Directive:
Type out all the records word for word. Any pictures are to be left out.

Input records:
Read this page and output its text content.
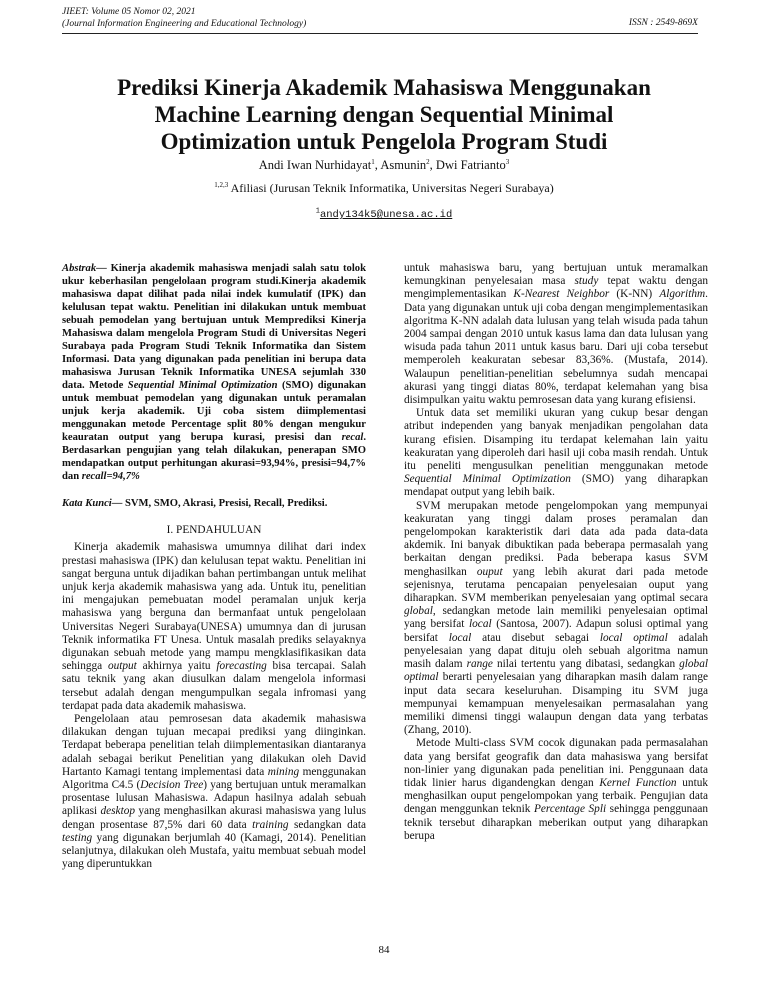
JIEET: Volume 05 Nomor 02, 2021
(Journal Information Engineering and Educational Technology)	ISSN : 2549-869X
Prediksi Kinerja Akademik Mahasiswa Menggunakan
Machine Learning dengan Sequential Minimal
Optimization untuk Pengelola Program Studi
Andi Iwan Nurhidayat$^1$, Asmunin$^2$, Dwi Fatrianto$^3$
$^{1,2,3}$ Afiliasi (Jurusan Teknik Informatika, Universitas Negeri Surabaya)
$^1$andy134k5@unesa.ac.id
Abstrak— Kinerja akademik mahasiswa menjadi salah satu tolok ukur keberhasilan pengelolaan program studi.Kinerja akademik mahasiswa dapat dilihat pada nilai indek kumulatif (IPK) dan kelulusan tepat waktu. Penelitian ini dilakukan untuk membuat sebuah pemodelan yang bertujuan untuk Memprediksi Kinerja Mahasiswa dalam mengelola Program Studi di Universitas Negeri Surabaya pada Program Studi Teknik Informatika dan Sistem Informasi. Data yang digunakan pada penelitian ini berupa data mahasiswa Jurusan Teknik Informatika UNESA sejumlah 330 data. Metode Sequential Minimal Optimization (SMO) digunakan untuk membuat pemodelan yang digunakan untuk peramalan unjuk kerja akademik. Uji coba sistem diimplementasi menggunakan metode Percentage split 80% dengan mengukur keauratan output yang berupa kurasi, presisi dan recal. Berdasarkan pengujian yang telah dilakukan, penerapan SMO mendapatkan output perhitungan akurasi=93,94%, presisi=94,7% dan recall=94,7%
Kata Kunci— SVM, SMO, Akrasi, Presisi, Recall, Prediksi.
I. PENDAHULUAN

Kinerja akademik mahasiswa umumnya dilihat dari index prestasi mahasiswa (IPK) dan kelulusan tepat waktu. Penelitian ini sangat berguna untuk dijadikan bahan pertimbangan untuk melihat unjuk kerja akademik mahasiswa yang ada. Untuk itu, penelitian ini mengajukan pemebuatan model peramalan unjuk kerja mahasiswa yang berguna dan bermanfaat untuk pengelolaan Universitas Negeri Surabaya(UNESA) umumnya dan di jurusan Teknik informatika FT Unesa. Untuk masalah prediks selayaknya digunakan sebuah metode yang mampu mengklasifikasikan data sehingga output akhirnya yaitu forecasting bisa tercapai. Salah satu teknik yang akan diusulkan dalam mengelola informasi tersebut adalah dengan mengumpulkan segala infromasi yang terdapat pada data akademik mahasiswa.

Pengelolaan atau pemrosesan data akademik mahasiswa dilakukan dengan tujuan mecapai prediksi yang diinginkan. Terdapat beberapa penelitian telah diimplementasikan diantaranya adalah sebagai berikut Penelitian yang dilakukan oleh David Hartanto Kamagi tentang implementasi data mining menggunakan Algoritma C4.5 (Decision Tree) yang bertujuan untuk meramalkan prosentase lulusan Mahasiswa. Adapun hasilnya adalah sebuah aplikasi desktop yang menghasilkan akurasi mahasiswa yang lulus dengan prosentase 87,5% dari 60 data training sedangkan data testing yang digunakan berjumlah 40 (Kamagi, 2014). Penelitian selanjutnya, dilakukan oleh Mustafa, yaitu membuat sebuah model yang diperuntukkan

untuk mahasiswa baru, yang bertujuan untuk meramalkan kemungkinan penyelesaian masa study tepat waktu dengan mengimplementasikan K-Nearest Neighbor (K-NN) Algorithm. Data yang digunakan untuk uji coba dengan mengimplementasikan algoritma K-NN adalah data lulusan yang telah wisuda pada tahun 2004 sampai dengan 2010 untuk kasus lama dan data lulusan yang wisuda pada tahun 2011 untuk kasus baru. Dari uji coba tersebut memperoleh keakuratan sebesar 83,36%. (Mustafa, 2014). Walaupun penelitian-penelitian sebelumnya sudah mencapai akurasi yang tinggi diatas 80%, terdapat kelemahan yang bisa disimpulkan yaitu waktu pemrosesan data yang kurang efisiensi.

Untuk data set memiliki ukuran yang cukup besar dengan atribut independen yang banyak menjadikan pengolahan data kurang efisien. Disamping itu terdapat kelemahan lain yaitu keakuratan yang diperoleh dari hasil uji coba masih rendah. Untuk itu peneliti mengusulkan penelitian menggunakan metode Sequential Minimal Optimization (SMO) yang diharapkan mendapat output yang lebih baik.

SVM merupakan metode pengelompokan yang mempunyai keakuratan yang tinggi dalam proses peramalan dan pengelompokan karakteristik dari data ada pada data-data akdemik. Ini banyak dibuktikan pada beberapa permasalah yang berkaitan dengan prediksi. Pada beberapa kasus SVM menghasilkan ouput yang lebih akurat dari pada metode sejenisnya, terutama pencapaian penyelesaian ouput yang diharapkan. SVM memberikan penyelesaian yang optimal secara global, sedangkan metode lain memiliki penyelesaian optimal yang bersifat local (Santosa, 2007). Adapun solusi optimal yang bersifat local atau disebut sebagai local optimal adalah penyelesaian yang dapat dituju oleh sebuah algoritma namun masih dalam range nilai tertentu yang dibatasi, sedangkan global optimal berarti penyelesaian yang diharapkan masih dalam range input data secara keseluruhan. Disamping itu SVM juga mempunyai kemampuan menyelesaikan permasalahan yang memiliki dimensi tinggi walaupun dengan data yang terbatas (Zhang, 2010).

Metode Multi-class SVM cocok digunakan pada permasalahan data yang bersifat geografik dan data mahasiswa yang bersifat non-linier yang digunakan pada penelitian ini. Penggunaan data tidak linier harus digandengkan dengan Kernel Function untuk menghasilkan ouput pengelompokan yang terbaik. Pengujian data dengan menggunkan teknik Percentage Spli sehingga penggunaan teknik tersebut diharapkan meberikan output yang diharapkan berupa

84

Final result:
Read this page and output its text content.
JIEET: Volume 05 Nomor 02, 2021
(Journal Information Engineering and Educational Technology)	ISSN : 2549-869X
Prediksi Kinerja Akademik Mahasiswa Menggunakan
Machine Learning dengan Sequential Minimal
Optimization untuk Pengelola Program Studi
Andi Iwan Nurhidayat$^1$, Asmunin$^2$, Dwi Fatrianto$^3$
$^{1,2,3}$ Afiliasi (Jurusan Teknik Informatika, Universitas Negeri Surabaya)
$^1$andy134k5@unesa.ac.id
Abstrak— Kinerja akademik mahasiswa menjadi salah satu tolok ukur keberhasilan pengelolaan program studi.Kinerja akademik mahasiswa dapat dilihat pada nilai indek kumulatif (IPK) dan kelulusan tepat waktu. Penelitian ini dilakukan untuk membuat sebuah pemodelan yang bertujuan untuk Memprediksi Kinerja Mahasiswa dalam mengelola Program Studi di Universitas Negeri Surabaya pada Program Studi Teknik Informatika dan Sistem Informasi. Data yang digunakan pada penelitian ini berupa data mahasiswa Jurusan Teknik Informatika UNESA sejumlah 330 data. Metode Sequential Minimal Optimization (SMO) digunakan untuk membuat pemodelan yang digunakan untuk peramalan unjuk kerja akademik. Uji coba sistem diimplementasi menggunakan metode Percentage split 80% dengan mengukur keauratan output yang berupa kurasi, presisi dan recal. Berdasarkan pengujian yang telah dilakukan, penerapan SMO mendapatkan output perhitungan akurasi=93,94%, presisi=94,7% dan recall=94,7%
Kata Kunci— SVM, SMO, Akrasi, Presisi, Recall, Prediksi.
I. PENDAHULUAN

Kinerja akademik mahasiswa umumnya dilihat dari index prestasi mahasiswa (IPK) dan kelulusan tepat waktu. Penelitian ini sangat berguna untuk dijadikan bahan pertimbangan untuk melihat unjuk kerja akademik mahasiswa yang ada. Untuk itu, penelitian ini mengajukan pemebuatan model peramalan unjuk kerja mahasiswa yang berguna dan bermanfaat untuk pengelolaan Universitas Negeri Surabaya(UNESA) umumnya dan di jurusan Teknik informatika FT Unesa. Untuk masalah prediks selayaknya digunakan sebuah metode yang mampu mengklasifikasikan data sehingga output akhirnya yaitu forecasting bisa tercapai. Salah satu teknik yang akan diusulkan dalam mengelola informasi tersebut adalah dengan mengumpulkan segala infromasi yang terdapat pada data akademik mahasiswa.

Pengelolaan atau pemrosesan data akademik mahasiswa dilakukan dengan tujuan mecapai prediksi yang diinginkan. Terdapat beberapa penelitian telah diimplementasikan diantaranya adalah sebagai berikut Penelitian yang dilakukan oleh David Hartanto Kamagi tentang implementasi data mining menggunakan Algoritma C4.5 (Decision Tree) yang bertujuan untuk meramalkan prosentase lulusan Mahasiswa. Adapun hasilnya adalah sebuah aplikasi desktop yang menghasilkan akurasi mahasiswa yang lulus dengan prosentase 87,5% dari 60 data training sedangkan data testing yang digunakan berjumlah 40 (Kamagi, 2014). Penelitian selanjutnya, dilakukan oleh Mustafa, yaitu membuat sebuah model yang diperuntukkan

untuk mahasiswa baru, yang bertujuan untuk meramalkan kemungkinan penyelesaian masa study tepat waktu dengan mengimplementasikan K-Nearest Neighbor (K-NN) Algorithm. Data yang digunakan untuk uji coba dengan mengimplementasikan algoritma K-NN adalah data lulusan yang telah wisuda pada tahun 2004 sampai dengan 2010 untuk kasus lama dan data lulusan yang wisuda pada tahun 2011 untuk kasus baru. Dari uji coba tersebut memperoleh keakuratan sebesar 83,36%. (Mustafa, 2014). Walaupun penelitian-penelitian sebelumnya sudah mencapai akurasi yang tinggi diatas 80%, terdapat kelemahan yang bisa disimpulkan yaitu waktu pemrosesan data yang kurang efisiensi.

Untuk data set memiliki ukuran yang cukup besar dengan atribut independen yang banyak menjadikan pengolahan data kurang efisien. Disamping itu terdapat kelemahan lain yaitu keakuratan yang diperoleh dari hasil uji coba masih rendah. Untuk itu peneliti mengusulkan penelitian menggunakan metode Sequential Minimal Optimization (SMO) yang diharapkan mendapat output yang lebih baik.

SVM merupakan metode pengelompokan yang mempunyai keakuratan yang tinggi dalam proses peramalan dan pengelompokan karakteristik dari data ada pada data-data akdemik. Ini banyak dibuktikan pada beberapa permasalah yang berkaitan dengan prediksi. Pada beberapa kasus SVM menghasilkan ouput yang lebih akurat dari pada metode sejenisnya, terutama pencapaian penyelesaian ouput yang diharapkan. SVM memberikan penyelesaian yang optimal secara global, sedangkan metode lain memiliki penyelesaian optimal yang bersifat local (Santosa, 2007). Adapun solusi optimal yang bersifat local atau disebut sebagai local optimal adalah penyelesaian yang dapat dituju oleh sebuah algoritma namun masih dalam range nilai tertentu yang dibatasi, sedangkan global optimal berarti penyelesaian yang diharapkan masih dalam range input data secara keseluruhan. Disamping itu SVM juga mempunyai kemampuan menyelesaikan permasalahan yang memiliki dimensi tinggi walaupun dengan data yang terbatas (Zhang, 2010).

Metode Multi-class SVM cocok digunakan pada permasalahan data yang bersifat geografik dan data mahasiswa yang bersifat non-linier yang digunakan pada penelitian ini. Penggunaan data tidak linier harus digandengkan dengan Kernel Function untuk menghasilkan ouput pengelompokan yang terbaik. Pengujian data dengan menggunkan teknik Percentage Spli sehingga penggunaan teknik tersebut diharapkan meberikan output yang diharapkan berupa

84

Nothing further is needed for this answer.